EXERCISE DETAILS: Print all the data, keeping every line exactly as it is.

DATASET:
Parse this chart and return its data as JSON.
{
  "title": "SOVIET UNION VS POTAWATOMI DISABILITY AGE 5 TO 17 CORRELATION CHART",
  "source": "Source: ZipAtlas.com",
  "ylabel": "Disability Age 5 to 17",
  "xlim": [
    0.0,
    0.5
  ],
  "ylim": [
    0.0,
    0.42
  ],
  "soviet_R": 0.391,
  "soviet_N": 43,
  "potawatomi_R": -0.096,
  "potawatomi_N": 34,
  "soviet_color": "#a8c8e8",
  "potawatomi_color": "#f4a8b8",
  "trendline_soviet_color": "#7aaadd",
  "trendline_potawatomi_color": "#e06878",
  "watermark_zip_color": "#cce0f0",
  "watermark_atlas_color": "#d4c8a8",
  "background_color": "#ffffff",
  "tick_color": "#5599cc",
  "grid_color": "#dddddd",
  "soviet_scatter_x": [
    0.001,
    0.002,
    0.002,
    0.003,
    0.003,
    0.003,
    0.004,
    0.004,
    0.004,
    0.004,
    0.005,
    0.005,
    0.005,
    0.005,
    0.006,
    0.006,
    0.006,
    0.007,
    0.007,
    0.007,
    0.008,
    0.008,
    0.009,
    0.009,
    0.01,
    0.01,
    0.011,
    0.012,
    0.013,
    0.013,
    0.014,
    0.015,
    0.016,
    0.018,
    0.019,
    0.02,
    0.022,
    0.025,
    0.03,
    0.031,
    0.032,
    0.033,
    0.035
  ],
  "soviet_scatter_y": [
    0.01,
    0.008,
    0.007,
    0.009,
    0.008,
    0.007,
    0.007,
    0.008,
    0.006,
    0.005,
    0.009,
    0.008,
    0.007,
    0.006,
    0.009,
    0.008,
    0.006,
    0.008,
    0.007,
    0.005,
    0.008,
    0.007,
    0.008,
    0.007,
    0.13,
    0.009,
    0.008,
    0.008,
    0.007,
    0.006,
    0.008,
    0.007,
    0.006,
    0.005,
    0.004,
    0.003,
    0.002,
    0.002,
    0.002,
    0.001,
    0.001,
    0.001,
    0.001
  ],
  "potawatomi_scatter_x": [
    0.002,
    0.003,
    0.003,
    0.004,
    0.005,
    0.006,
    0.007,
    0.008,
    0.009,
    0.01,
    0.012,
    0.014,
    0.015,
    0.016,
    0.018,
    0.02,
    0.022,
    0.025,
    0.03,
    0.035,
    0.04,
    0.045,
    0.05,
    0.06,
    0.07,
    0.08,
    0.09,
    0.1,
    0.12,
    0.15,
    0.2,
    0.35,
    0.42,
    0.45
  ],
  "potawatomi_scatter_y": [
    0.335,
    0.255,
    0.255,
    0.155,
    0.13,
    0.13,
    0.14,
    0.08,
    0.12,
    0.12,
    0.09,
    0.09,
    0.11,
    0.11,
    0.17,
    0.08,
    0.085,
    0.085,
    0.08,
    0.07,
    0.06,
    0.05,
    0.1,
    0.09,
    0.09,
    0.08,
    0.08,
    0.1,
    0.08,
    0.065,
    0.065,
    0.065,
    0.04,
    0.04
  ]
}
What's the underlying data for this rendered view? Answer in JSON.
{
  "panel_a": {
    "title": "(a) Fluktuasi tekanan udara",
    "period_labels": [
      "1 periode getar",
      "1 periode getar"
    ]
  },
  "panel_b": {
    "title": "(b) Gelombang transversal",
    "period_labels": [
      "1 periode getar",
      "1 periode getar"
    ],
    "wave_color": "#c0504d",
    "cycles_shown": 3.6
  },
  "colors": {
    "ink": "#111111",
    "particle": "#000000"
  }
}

ANSWER TO THE TASK:
Parse this chart and return its data as JSON.
{
  "title": "SOVIET UNION VS POTAWATOMI DISABILITY AGE 5 TO 17 CORRELATION CHART",
  "source": "Source: ZipAtlas.com",
  "ylabel": "Disability Age 5 to 17",
  "xlim": [
    0.0,
    0.5
  ],
  "ylim": [
    0.0,
    0.42
  ],
  "soviet_R": 0.391,
  "soviet_N": 43,
  "potawatomi_R": -0.096,
  "potawatomi_N": 34,
  "soviet_color": "#a8c8e8",
  "potawatomi_color": "#f4a8b8",
  "trendline_soviet_color": "#7aaadd",
  "trendline_potawatomi_color": "#e06878",
  "watermark_zip_color": "#cce0f0",
  "watermark_atlas_color": "#d4c8a8",
  "background_color": "#ffffff",
  "tick_color": "#5599cc",
  "grid_color": "#dddddd",
  "soviet_scatter_x": [
    0.001,
    0.002,
    0.002,
    0.003,
    0.003,
    0.003,
    0.004,
    0.004,
    0.004,
    0.004,
    0.005,
    0.005,
    0.005,
    0.005,
    0.006,
    0.006,
    0.006,
    0.007,
    0.007,
    0.007,
    0.008,
    0.008,
    0.009,
    0.009,
    0.01,
    0.01,
    0.011,
    0.012,
    0.013,
    0.013,
    0.014,
    0.015,
    0.016,
    0.018,
    0.019,
    0.02,
    0.022,
    0.025,
    0.03,
    0.031,
    0.032,
    0.033,
    0.035
  ],
  "soviet_scatter_y": [
    0.01,
    0.008,
    0.007,
    0.009,
    0.008,
    0.007,
    0.007,
    0.008,
    0.006,
    0.005,
    0.009,
    0.008,
    0.007,
    0.006,
    0.009,
    0.008,
    0.006,
    0.008,
    0.007,
    0.005,
    0.008,
    0.007,
    0.008,
    0.007,
    0.13,
    0.009,
    0.008,
    0.008,
    0.007,
    0.006,
    0.008,
    0.007,
    0.006,
    0.005,
    0.004,
    0.003,
    0.002,
    0.002,
    0.002,
    0.001,
    0.001,
    0.001,
    0.001
  ],
  "potawatomi_scatter_x": [
    0.002,
    0.003,
    0.003,
    0.004,
    0.005,
    0.006,
    0.007,
    0.008,
    0.009,
    0.01,
    0.012,
    0.014,
    0.015,
    0.016,
    0.018,
    0.02,
    0.022,
    0.025,
    0.03,
    0.035,
    0.04,
    0.045,
    0.05,
    0.06,
    0.07,
    0.08,
    0.09,
    0.1,
    0.12,
    0.15,
    0.2,
    0.35,
    0.42,
    0.45
  ],
  "potawatomi_scatter_y": [
    0.335,
    0.255,
    0.255,
    0.155,
    0.13,
    0.13,
    0.14,
    0.08,
    0.12,
    0.12,
    0.09,
    0.09,
    0.11,
    0.11,
    0.17,
    0.08,
    0.085,
    0.085,
    0.08,
    0.07,
    0.06,
    0.05,
    0.1,
    0.09,
    0.09,
    0.08,
    0.08,
    0.1,
    0.08,
    0.065,
    0.065,
    0.065,
    0.04,
    0.04
  ]
}
What's the underlying data for this rendered view? Answer in JSON.
{
  "panel_a": {
    "title": "(a) Fluktuasi tekanan udara",
    "period_labels": [
      "1 periode getar",
      "1 periode getar"
    ]
  },
  "panel_b": {
    "title": "(b) Gelombang transversal",
    "period_labels": [
      "1 periode getar",
      "1 periode getar"
    ],
    "wave_color": "#c0504d",
    "cycles_shown": 3.6
  },
  "colors": {
    "ink": "#111111",
    "particle": "#000000"
  }
}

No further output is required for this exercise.